SET EXERCISE: Working from the line that contains "Transcribe the text in this document." down to the last line below, repeat each line exactly.

EXERCISE MATERIAL:
○ ○ ○

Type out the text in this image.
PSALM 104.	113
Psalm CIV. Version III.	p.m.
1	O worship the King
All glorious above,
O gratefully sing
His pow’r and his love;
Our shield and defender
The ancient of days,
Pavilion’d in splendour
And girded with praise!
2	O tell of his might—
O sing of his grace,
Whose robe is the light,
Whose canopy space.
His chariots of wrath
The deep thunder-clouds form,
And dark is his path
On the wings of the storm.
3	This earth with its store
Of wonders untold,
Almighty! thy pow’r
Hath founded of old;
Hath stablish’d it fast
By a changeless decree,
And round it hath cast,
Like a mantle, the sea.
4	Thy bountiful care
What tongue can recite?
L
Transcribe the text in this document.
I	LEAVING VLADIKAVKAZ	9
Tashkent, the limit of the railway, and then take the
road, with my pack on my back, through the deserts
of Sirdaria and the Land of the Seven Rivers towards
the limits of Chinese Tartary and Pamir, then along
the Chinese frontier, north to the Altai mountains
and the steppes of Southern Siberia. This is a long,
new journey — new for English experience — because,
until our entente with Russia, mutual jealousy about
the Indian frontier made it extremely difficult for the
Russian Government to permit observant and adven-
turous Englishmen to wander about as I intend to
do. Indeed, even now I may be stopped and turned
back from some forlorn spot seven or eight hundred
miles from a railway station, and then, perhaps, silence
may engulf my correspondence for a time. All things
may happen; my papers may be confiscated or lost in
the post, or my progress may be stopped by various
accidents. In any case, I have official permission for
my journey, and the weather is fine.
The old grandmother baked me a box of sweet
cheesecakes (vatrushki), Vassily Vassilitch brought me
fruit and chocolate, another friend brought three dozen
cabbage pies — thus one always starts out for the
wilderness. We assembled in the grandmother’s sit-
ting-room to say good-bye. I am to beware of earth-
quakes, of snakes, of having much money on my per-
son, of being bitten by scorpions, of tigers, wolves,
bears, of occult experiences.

○ ○ ○

EXERCISE RESPONSE:
Transcribe the text in this document.
I	LEAVING VLADIKAVKAZ	9
Tashkent, the limit of the railway, and then take the
road, with my pack on my back, through the deserts
of Sirdaria and the Land of the Seven Rivers towards
the limits of Chinese Tartary and Pamir, then along
the Chinese frontier, north to the Altai mountains
and the steppes of Southern Siberia. This is a long,
new journey — new for English experience — because,
until our entente with Russia, mutual jealousy about
the Indian frontier made it extremely difficult for the
Russian Government to permit observant and adven-
turous Englishmen to wander about as I intend to
do. Indeed, even now I may be stopped and turned
back from some forlorn spot seven or eight hundred
miles from a railway station, and then, perhaps, silence
may engulf my correspondence for a time. All things
may happen; my papers may be confiscated or lost in
the post, or my progress may be stopped by various
accidents. In any case, I have official permission for
my journey, and the weather is fine.
The old grandmother baked me a box of sweet
cheesecakes (vatrushki), Vassily Vassilitch brought me
fruit and chocolate, another friend brought three dozen
cabbage pies — thus one always starts out for the
wilderness. We assembled in the grandmother’s sit-
ting-room to say good-bye. I am to beware of earth-
quakes, of snakes, of having much money on my per-
son, of being bitten by scorpions, of tigers, wolves,
bears, of occult experiences.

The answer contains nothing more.